Exercise materials:
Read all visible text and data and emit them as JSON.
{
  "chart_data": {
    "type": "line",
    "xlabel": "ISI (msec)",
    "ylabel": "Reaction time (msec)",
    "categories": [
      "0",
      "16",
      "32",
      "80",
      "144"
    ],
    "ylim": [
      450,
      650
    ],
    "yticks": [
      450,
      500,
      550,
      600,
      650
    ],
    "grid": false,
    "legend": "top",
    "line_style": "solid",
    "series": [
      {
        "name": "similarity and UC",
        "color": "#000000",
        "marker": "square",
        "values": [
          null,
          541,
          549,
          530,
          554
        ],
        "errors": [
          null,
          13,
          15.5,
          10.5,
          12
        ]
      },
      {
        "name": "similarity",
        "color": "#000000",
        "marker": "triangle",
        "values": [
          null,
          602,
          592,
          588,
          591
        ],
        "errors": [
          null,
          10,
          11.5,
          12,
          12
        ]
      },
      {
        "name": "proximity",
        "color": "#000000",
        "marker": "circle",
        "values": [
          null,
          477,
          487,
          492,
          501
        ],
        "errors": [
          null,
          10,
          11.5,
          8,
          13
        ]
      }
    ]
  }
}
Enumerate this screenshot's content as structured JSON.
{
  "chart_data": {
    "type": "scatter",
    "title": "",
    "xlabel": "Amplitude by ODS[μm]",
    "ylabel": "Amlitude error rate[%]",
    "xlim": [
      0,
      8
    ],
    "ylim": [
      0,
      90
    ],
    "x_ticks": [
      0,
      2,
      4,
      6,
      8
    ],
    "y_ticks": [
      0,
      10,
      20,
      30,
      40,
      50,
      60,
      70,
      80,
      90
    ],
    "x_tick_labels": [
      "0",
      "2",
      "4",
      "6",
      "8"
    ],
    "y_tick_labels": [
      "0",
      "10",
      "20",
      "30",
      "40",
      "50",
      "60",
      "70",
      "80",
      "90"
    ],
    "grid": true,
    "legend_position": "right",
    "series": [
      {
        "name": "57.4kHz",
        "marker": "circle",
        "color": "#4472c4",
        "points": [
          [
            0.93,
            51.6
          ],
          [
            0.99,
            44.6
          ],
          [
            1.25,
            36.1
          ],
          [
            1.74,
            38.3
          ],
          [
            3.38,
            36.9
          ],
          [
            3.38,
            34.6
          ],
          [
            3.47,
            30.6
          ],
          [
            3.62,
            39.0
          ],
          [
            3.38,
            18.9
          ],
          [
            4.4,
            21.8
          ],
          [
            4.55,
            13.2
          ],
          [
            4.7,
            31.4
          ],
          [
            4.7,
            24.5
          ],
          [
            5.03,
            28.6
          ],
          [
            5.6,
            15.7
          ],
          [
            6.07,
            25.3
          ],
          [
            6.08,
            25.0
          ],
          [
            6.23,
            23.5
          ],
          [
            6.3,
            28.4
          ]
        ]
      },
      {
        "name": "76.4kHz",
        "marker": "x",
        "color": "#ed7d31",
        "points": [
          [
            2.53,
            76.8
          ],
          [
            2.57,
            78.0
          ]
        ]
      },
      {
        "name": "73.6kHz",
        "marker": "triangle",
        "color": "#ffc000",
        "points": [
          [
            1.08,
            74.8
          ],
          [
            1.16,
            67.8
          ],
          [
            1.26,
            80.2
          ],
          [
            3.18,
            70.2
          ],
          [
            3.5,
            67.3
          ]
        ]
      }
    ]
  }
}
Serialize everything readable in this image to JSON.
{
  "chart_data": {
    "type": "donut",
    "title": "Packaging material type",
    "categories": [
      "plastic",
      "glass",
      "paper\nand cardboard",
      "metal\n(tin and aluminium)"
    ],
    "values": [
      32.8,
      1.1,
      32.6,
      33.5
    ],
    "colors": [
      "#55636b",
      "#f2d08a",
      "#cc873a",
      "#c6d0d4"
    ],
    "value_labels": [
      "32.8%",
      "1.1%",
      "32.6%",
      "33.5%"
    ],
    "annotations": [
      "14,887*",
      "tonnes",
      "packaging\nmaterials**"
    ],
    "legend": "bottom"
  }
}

Problem to work on: Transcribe the data above in full, exactly.

Reply:
Read all visible text and data and emit them as JSON.
{
  "chart_data": {
    "type": "line",
    "xlabel": "ISI (msec)",
    "ylabel": "Reaction time (msec)",
    "categories": [
      "0",
      "16",
      "32",
      "80",
      "144"
    ],
    "ylim": [
      450,
      650
    ],
    "yticks": [
      450,
      500,
      550,
      600,
      650
    ],
    "grid": false,
    "legend": "top",
    "line_style": "solid",
    "series": [
      {
        "name": "similarity and UC",
        "color": "#000000",
        "marker": "square",
        "values": [
          null,
          541,
          549,
          530,
          554
        ],
        "errors": [
          null,
          13,
          15.5,
          10.5,
          12
        ]
      },
      {
        "name": "similarity",
        "color": "#000000",
        "marker": "triangle",
        "values": [
          null,
          602,
          592,
          588,
          591
        ],
        "errors": [
          null,
          10,
          11.5,
          12,
          12
        ]
      },
      {
        "name": "proximity",
        "color": "#000000",
        "marker": "circle",
        "values": [
          null,
          477,
          487,
          492,
          501
        ],
        "errors": [
          null,
          10,
          11.5,
          8,
          13
        ]
      }
    ]
  }
}
Enumerate this screenshot's content as structured JSON.
{
  "chart_data": {
    "type": "scatter",
    "title": "",
    "xlabel": "Amplitude by ODS[μm]",
    "ylabel": "Amlitude error rate[%]",
    "xlim": [
      0,
      8
    ],
    "ylim": [
      0,
      90
    ],
    "x_ticks": [
      0,
      2,
      4,
      6,
      8
    ],
    "y_ticks": [
      0,
      10,
      20,
      30,
      40,
      50,
      60,
      70,
      80,
      90
    ],
    "x_tick_labels": [
      "0",
      "2",
      "4",
      "6",
      "8"
    ],
    "y_tick_labels": [
      "0",
      "10",
      "20",
      "30",
      "40",
      "50",
      "60",
      "70",
      "80",
      "90"
    ],
    "grid": true,
    "legend_position": "right",
    "series": [
      {
        "name": "57.4kHz",
        "marker": "circle",
        "color": "#4472c4",
        "points": [
          [
            0.93,
            51.6
          ],
          [
            0.99,
            44.6
          ],
          [
            1.25,
            36.1
          ],
          [
            1.74,
            38.3
          ],
          [
            3.38,
            36.9
          ],
          [
            3.38,
            34.6
          ],
          [
            3.47,
            30.6
          ],
          [
            3.62,
            39.0
          ],
          [
            3.38,
            18.9
          ],
          [
            4.4,
            21.8
          ],
          [
            4.55,
            13.2
          ],
          [
            4.7,
            31.4
          ],
          [
            4.7,
            24.5
          ],
          [
            5.03,
            28.6
          ],
          [
            5.6,
            15.7
          ],
          [
            6.07,
            25.3
          ],
          [
            6.08,
            25.0
          ],
          [
            6.23,
            23.5
          ],
          [
            6.3,
            28.4
          ]
        ]
      },
      {
        "name": "76.4kHz",
        "marker": "x",
        "color": "#ed7d31",
        "points": [
          [
            2.53,
            76.8
          ],
          [
            2.57,
            78.0
          ]
        ]
      },
      {
        "name": "73.6kHz",
        "marker": "triangle",
        "color": "#ffc000",
        "points": [
          [
            1.08,
            74.8
          ],
          [
            1.16,
            67.8
          ],
          [
            1.26,
            80.2
          ],
          [
            3.18,
            70.2
          ],
          [
            3.5,
            67.3
          ]
        ]
      }
    ]
  }
}
Serialize everything readable in this image to JSON.
{
  "chart_data": {
    "type": "donut",
    "title": "Packaging material type",
    "categories": [
      "plastic",
      "glass",
      "paper\nand cardboard",
      "metal\n(tin and aluminium)"
    ],
    "values": [
      32.8,
      1.1,
      32.6,
      33.5
    ],
    "colors": [
      "#55636b",
      "#f2d08a",
      "#cc873a",
      "#c6d0d4"
    ],
    "value_labels": [
      "32.8%",
      "1.1%",
      "32.6%",
      "33.5%"
    ],
    "annotations": [
      "14,887*",
      "tonnes",
      "packaging\nmaterials**"
    ],
    "legend": "bottom"
  }
}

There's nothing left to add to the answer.